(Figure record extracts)
..........

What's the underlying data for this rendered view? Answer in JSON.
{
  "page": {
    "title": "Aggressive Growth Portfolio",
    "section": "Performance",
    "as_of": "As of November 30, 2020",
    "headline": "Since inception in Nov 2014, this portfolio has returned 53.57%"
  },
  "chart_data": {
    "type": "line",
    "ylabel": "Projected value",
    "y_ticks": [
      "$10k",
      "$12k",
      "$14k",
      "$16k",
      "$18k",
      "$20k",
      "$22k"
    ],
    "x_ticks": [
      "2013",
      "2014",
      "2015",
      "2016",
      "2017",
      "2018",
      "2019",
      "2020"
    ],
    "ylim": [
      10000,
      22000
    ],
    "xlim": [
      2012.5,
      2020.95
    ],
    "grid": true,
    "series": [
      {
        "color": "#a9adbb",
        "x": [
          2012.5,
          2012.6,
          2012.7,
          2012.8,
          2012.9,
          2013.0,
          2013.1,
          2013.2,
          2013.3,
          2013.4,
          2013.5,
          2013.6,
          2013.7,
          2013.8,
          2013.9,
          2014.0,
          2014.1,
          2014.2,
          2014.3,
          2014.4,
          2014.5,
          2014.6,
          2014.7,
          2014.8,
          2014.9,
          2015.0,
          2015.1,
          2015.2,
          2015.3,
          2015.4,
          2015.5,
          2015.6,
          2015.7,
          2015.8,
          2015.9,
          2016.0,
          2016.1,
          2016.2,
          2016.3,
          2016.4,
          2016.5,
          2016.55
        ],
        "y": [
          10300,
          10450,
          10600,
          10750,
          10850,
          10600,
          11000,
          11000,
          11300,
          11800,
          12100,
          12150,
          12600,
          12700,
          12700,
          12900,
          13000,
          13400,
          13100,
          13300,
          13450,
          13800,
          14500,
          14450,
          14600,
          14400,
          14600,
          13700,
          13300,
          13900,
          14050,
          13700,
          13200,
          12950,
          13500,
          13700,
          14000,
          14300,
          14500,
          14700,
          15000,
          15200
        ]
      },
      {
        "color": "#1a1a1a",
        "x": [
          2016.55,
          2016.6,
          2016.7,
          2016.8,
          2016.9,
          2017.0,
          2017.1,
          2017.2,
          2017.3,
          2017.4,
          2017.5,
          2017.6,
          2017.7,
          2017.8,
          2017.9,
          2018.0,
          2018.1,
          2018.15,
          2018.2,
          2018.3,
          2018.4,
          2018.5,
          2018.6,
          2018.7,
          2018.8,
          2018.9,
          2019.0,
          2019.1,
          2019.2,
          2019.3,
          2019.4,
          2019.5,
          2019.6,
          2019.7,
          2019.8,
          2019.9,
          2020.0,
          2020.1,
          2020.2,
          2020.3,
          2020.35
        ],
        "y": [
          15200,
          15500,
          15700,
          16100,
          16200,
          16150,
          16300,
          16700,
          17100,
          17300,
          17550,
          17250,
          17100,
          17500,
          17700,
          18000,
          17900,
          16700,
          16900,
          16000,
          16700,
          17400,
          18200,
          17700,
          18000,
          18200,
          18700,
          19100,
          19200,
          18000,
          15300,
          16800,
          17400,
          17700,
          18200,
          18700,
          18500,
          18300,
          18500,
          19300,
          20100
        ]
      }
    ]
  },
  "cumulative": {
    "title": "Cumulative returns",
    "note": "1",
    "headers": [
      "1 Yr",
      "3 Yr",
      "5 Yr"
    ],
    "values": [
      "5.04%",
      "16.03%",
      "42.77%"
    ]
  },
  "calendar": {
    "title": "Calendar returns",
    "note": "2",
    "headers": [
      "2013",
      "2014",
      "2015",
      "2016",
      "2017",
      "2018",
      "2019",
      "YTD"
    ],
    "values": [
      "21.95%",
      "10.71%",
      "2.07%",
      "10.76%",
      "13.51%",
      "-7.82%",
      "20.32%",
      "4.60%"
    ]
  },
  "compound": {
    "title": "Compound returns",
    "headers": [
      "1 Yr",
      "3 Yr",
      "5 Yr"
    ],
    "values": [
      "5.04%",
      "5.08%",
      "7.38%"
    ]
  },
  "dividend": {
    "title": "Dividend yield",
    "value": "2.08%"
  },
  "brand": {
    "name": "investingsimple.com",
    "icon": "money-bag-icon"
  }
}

..........

Extract the full listing and reproduce each line exactly.

What's the underlying data for this rendered view? Answer in JSON.
{
  "page": {
    "title": "Aggressive Growth Portfolio",
    "section": "Performance",
    "as_of": "As of November 30, 2020",
    "headline": "Since inception in Nov 2014, this portfolio has returned 53.57%"
  },
  "chart_data": {
    "type": "line",
    "ylabel": "Projected value",
    "y_ticks": [
      "$10k",
      "$12k",
      "$14k",
      "$16k",
      "$18k",
      "$20k",
      "$22k"
    ],
    "x_ticks": [
      "2013",
      "2014",
      "2015",
      "2016",
      "2017",
      "2018",
      "2019",
      "2020"
    ],
    "ylim": [
      10000,
      22000
    ],
    "xlim": [
      2012.5,
      2020.95
    ],
    "grid": true,
    "series": [
      {
        "color": "#a9adbb",
        "x": [
          2012.5,
          2012.6,
          2012.7,
          2012.8,
          2012.9,
          2013.0,
          2013.1,
          2013.2,
          2013.3,
          2013.4,
          2013.5,
          2013.6,
          2013.7,
          2013.8,
          2013.9,
          2014.0,
          2014.1,
          2014.2,
          2014.3,
          2014.4,
          2014.5,
          2014.6,
          2014.7,
          2014.8,
          2014.9,
          2015.0,
          2015.1,
          2015.2,
          2015.3,
          2015.4,
          2015.5,
          2015.6,
          2015.7,
          2015.8,
          2015.9,
          2016.0,
          2016.1,
          2016.2,
          2016.3,
          2016.4,
          2016.5,
          2016.55
        ],
        "y": [
          10300,
          10450,
          10600,
          10750,
          10850,
          10600,
          11000,
          11000,
          11300,
          11800,
          12100,
          12150,
          12600,
          12700,
          12700,
          12900,
          13000,
          13400,
          13100,
          13300,
          13450,
          13800,
          14500,
          14450,
          14600,
          14400,
          14600,
          13700,
          13300,
          13900,
          14050,
          13700,
          13200,
          12950,
          13500,
          13700,
          14000,
          14300,
          14500,
          14700,
          15000,
          15200
        ]
      },
      {
        "color": "#1a1a1a",
        "x": [
          2016.55,
          2016.6,
          2016.7,
          2016.8,
          2016.9,
          2017.0,
          2017.1,
          2017.2,
          2017.3,
          2017.4,
          2017.5,
          2017.6,
          2017.7,
          2017.8,
          2017.9,
          2018.0,
          2018.1,
          2018.15,
          2018.2,
          2018.3,
          2018.4,
          2018.5,
          2018.6,
          2018.7,
          2018.8,
          2018.9,
          2019.0,
          2019.1,
          2019.2,
          2019.3,
          2019.4,
          2019.5,
          2019.6,
          2019.7,
          2019.8,
          2019.9,
          2020.0,
          2020.1,
          2020.2,
          2020.3,
          2020.35
        ],
        "y": [
          15200,
          15500,
          15700,
          16100,
          16200,
          16150,
          16300,
          16700,
          17100,
          17300,
          17550,
          17250,
          17100,
          17500,
          17700,
          18000,
          17900,
          16700,
          16900,
          16000,
          16700,
          17400,
          18200,
          17700,
          18000,
          18200,
          18700,
          19100,
          19200,
          18000,
          15300,
          16800,
          17400,
          17700,
          18200,
          18700,
          18500,
          18300,
          18500,
          19300,
          20100
        ]
      }
    ]
  },
  "cumulative": {
    "title": "Cumulative returns",
    "note": "1",
    "headers": [
      "1 Yr",
      "3 Yr",
      "5 Yr"
    ],
    "values": [
      "5.04%",
      "16.03%",
      "42.77%"
    ]
  },
  "calendar": {
    "title": "Calendar returns",
    "note": "2",
    "headers": [
      "2013",
      "2014",
      "2015",
      "2016",
      "2017",
      "2018",
      "2019",
      "YTD"
    ],
    "values": [
      "21.95%",
      "10.71%",
      "2.07%",
      "10.76%",
      "13.51%",
      "-7.82%",
      "20.32%",
      "4.60%"
    ]
  },
  "compound": {
    "title": "Compound returns",
    "headers": [
      "1 Yr",
      "3 Yr",
      "5 Yr"
    ],
    "values": [
      "5.04%",
      "5.08%",
      "7.38%"
    ]
  },
  "dividend": {
    "title": "Dividend yield",
    "value": "2.08%"
  },
  "brand": {
    "name": "investingsimple.com",
    "icon": "money-bag-icon"
  }
}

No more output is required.